**GOAL OF THE EXERCISE:** Reproduce the rows below character for character, starting at the row that contains "list-item: （三）阻碍依法执行公务； —" and continuing up to and including the row that contains "header-motto: 书山有路勤为径，学海无涯苦作舟 —".

++++++++++++++++++++

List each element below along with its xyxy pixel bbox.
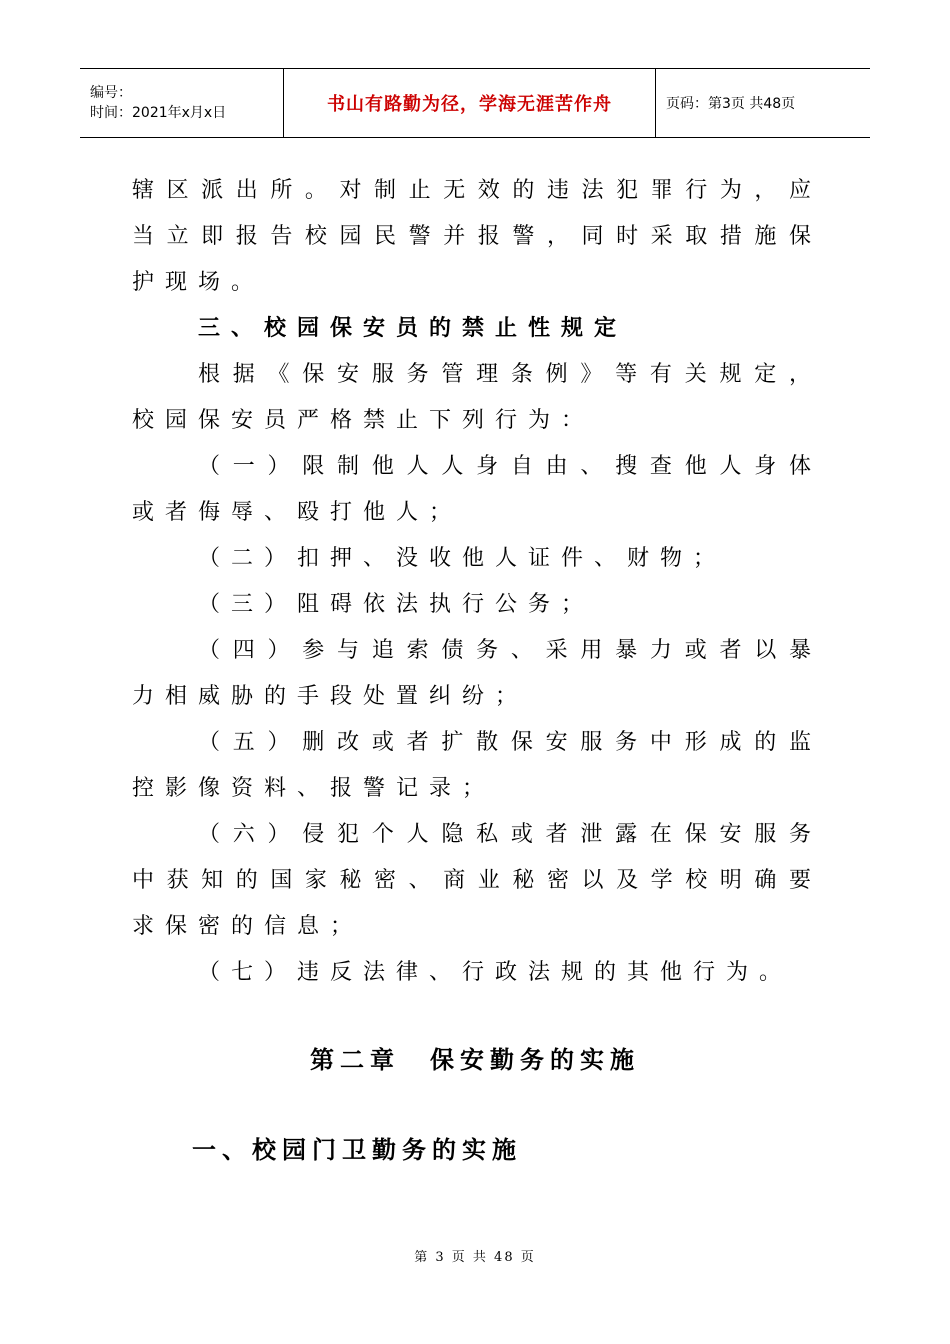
list-item: （三）阻碍依法执行公务； — [198, 592, 595, 617]
list-item: （二）扣押、没收他人证件、财物； — [198, 546, 727, 571]
header-page-info: 页码：第3页 共48页 — [666, 96, 796, 112]
header-meta — [80, 69, 283, 137]
header-motto: 书山有路勤为径，学海无涯苦作舟 — [283, 69, 656, 137]
page-footer: 第 3 页 共 48 页 — [414, 1250, 536, 1265]
paragraph: 辖区派出所。对制止无效的违法犯罪行为，应当立即报告校园民警并报警，同时采取措施保护现场。 — [132, 178, 822, 295]
list-item: （五）删改或者扩散保安服务中形成的监控影像资料、报警记录； — [132, 730, 822, 801]
page-header — [80, 68, 870, 138]
document-body — [132, 168, 822, 996]
section-heading: 三、校园保安员的禁止性规定 — [198, 316, 628, 341]
list-item: （七）违反法律、行政法规的其他行为。 — [198, 960, 793, 985]
document-time-label: 时间：2021年x月x日 — [90, 105, 227, 121]
list-item: （一）限制他人人身自由、搜查他人身体或者侮辱、殴打他人； — [132, 454, 822, 525]
chapter-title: 第二章 保安勤务的实施 — [310, 1046, 640, 1074]
paragraph: 根据《保安服务管理条例》等有关规定，校园保安员严格禁止下列行为： — [132, 362, 822, 433]
section-title: 一、校园门卫勤务的实施 — [192, 1136, 522, 1164]
list-item: （四）参与追索债务、采用暴力或者以暴力相威胁的手段处置纠纷； — [132, 638, 822, 709]
document-number-label: 编号： — [90, 85, 132, 101]
list-item: （六）侵犯个人隐私或者泄露在保安服务中获知的国家秘密、商业秘密以及学校明确要求保密的信息； — [132, 822, 822, 939]
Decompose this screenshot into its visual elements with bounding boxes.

++++++++++++++++++++

**RESPONSE TO THE EXERCISE:**
list-item: （三）阻碍依法执行公务； — [198, 592, 595, 617]
list-item: （二）扣押、没收他人证件、财物； — [198, 546, 727, 571]
header-page-info: 页码：第3页 共48页 — [666, 96, 796, 112]
header-meta — [80, 69, 283, 137]
header-motto: 书山有路勤为径，学海无涯苦作舟 — [283, 69, 656, 137]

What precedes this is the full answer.